WHAT YOU SHOULD DO = Repeat the material below exactly, with no pictures.

RECORDS FOR THE EXERCISE =

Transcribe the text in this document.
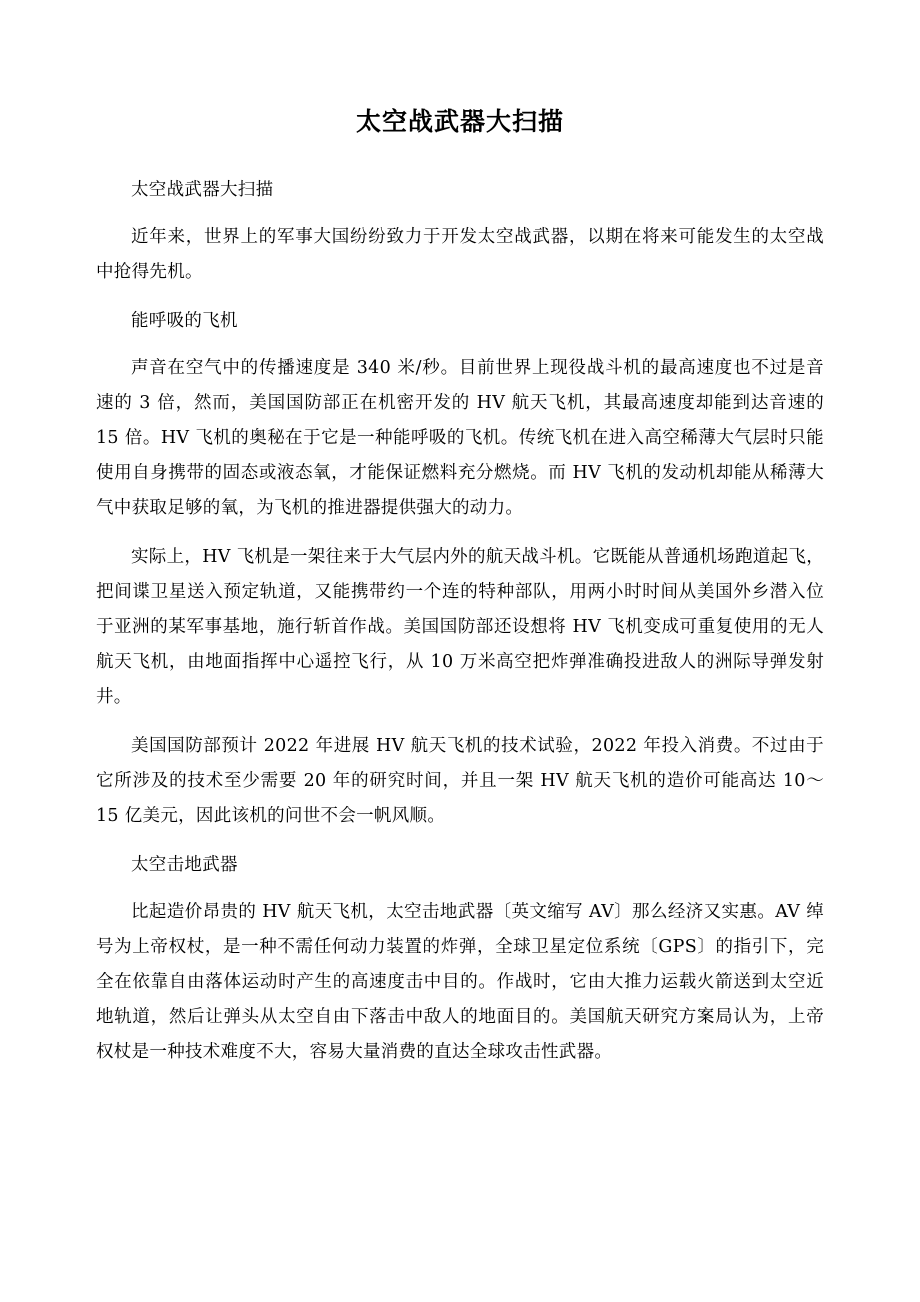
太空战武器大扫描

太空战武器大扫描

近年来，世界上的军事大国纷纷致力于开发太空战武器，以期在将来可能发生的太空战中抢得先机。

能呼吸的飞机

声音在空气中的传播速度是 340 米/秒。目前世界上现役战斗机的最高速度也不过是音速的 3 倍，然而，美国国防部正在机密开发的 HV 航天飞机，其最高速度却能到达音速的 15 倍。HV 飞机的奥秘在于它是一种能呼吸的飞机。传统飞机在进入高空稀薄大气层时只能使用自身携带的固态或液态氧，才能保证燃料充分燃烧。而 HV 飞机的发动机却能从稀薄大气中获取足够的氧，为飞机的推进器提供强大的动力。

实际上，HV 飞机是一架往来于大气层内外的航天战斗机。它既能从普通机场跑道起飞，把间谍卫星送入预定轨道，又能携带约一个连的特种部队，用两小时时间从美国外乡潜入位于亚洲的某军事基地，施行斩首作战。美国国防部还设想将 HV 飞机变成可重复使用的无人航天飞机，由地面指挥中心遥控飞行，从 10 万米高空把炸弹准确投进敌人的洲际导弹发射井。

美国国防部预计 2022 年进展 HV 航天飞机的技术试验，2022 年投入消费。不过由于它所涉及的技术至少需要 20 年的研究时间，并且一架 HV 航天飞机的造价可能高达 10～15 亿美元，因此该机的问世不会一帆风顺。

太空击地武器

比起造价昂贵的 HV 航天飞机，太空击地武器〔英文缩写 AV〕那么经济又实惠。AV 绰号为上帝权杖，是一种不需任何动力装置的炸弹，全球卫星定位系统〔GPS〕的指引下，完全在依靠自由落体运动时产生的高速度击中目的。作战时，它由大推力运载火箭送到太空近地轨道，然后让弹头从太空自由下落击中敌人的地面目的。美国航天研究方案局认为，上帝权杖是一种技术难度不大，容易大量消费的直达全球攻击性武器。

SOLVED EXERCISE =
Transcribe the text in this document.
太空战武器大扫描

太空战武器大扫描

近年来，世界上的军事大国纷纷致力于开发太空战武器，以期在将来可能发生的太空战中抢得先机。

能呼吸的飞机

声音在空气中的传播速度是 340 米/秒。目前世界上现役战斗机的最高速度也不过是音速的 3 倍，然而，美国国防部正在机密开发的 HV 航天飞机，其最高速度却能到达音速的 15 倍。HV 飞机的奥秘在于它是一种能呼吸的飞机。传统飞机在进入高空稀薄大气层时只能使用自身携带的固态或液态氧，才能保证燃料充分燃烧。而 HV 飞机的发动机却能从稀薄大气中获取足够的氧，为飞机的推进器提供强大的动力。

实际上，HV 飞机是一架往来于大气层内外的航天战斗机。它既能从普通机场跑道起飞，把间谍卫星送入预定轨道，又能携带约一个连的特种部队，用两小时时间从美国外乡潜入位于亚洲的某军事基地，施行斩首作战。美国国防部还设想将 HV 飞机变成可重复使用的无人航天飞机，由地面指挥中心遥控飞行，从 10 万米高空把炸弹准确投进敌人的洲际导弹发射井。

美国国防部预计 2022 年进展 HV 航天飞机的技术试验，2022 年投入消费。不过由于它所涉及的技术至少需要 20 年的研究时间，并且一架 HV 航天飞机的造价可能高达 10～15 亿美元，因此该机的问世不会一帆风顺。

太空击地武器

比起造价昂贵的 HV 航天飞机，太空击地武器〔英文缩写 AV〕那么经济又实惠。AV 绰号为上帝权杖，是一种不需任何动力装置的炸弹，全球卫星定位系统〔GPS〕的指引下，完全在依靠自由落体运动时产生的高速度击中目的。作战时，它由大推力运载火箭送到太空近地轨道，然后让弹头从太空自由下落击中敌人的地面目的。美国航天研究方案局认为，上帝权杖是一种技术难度不大，容易大量消费的直达全球攻击性武器。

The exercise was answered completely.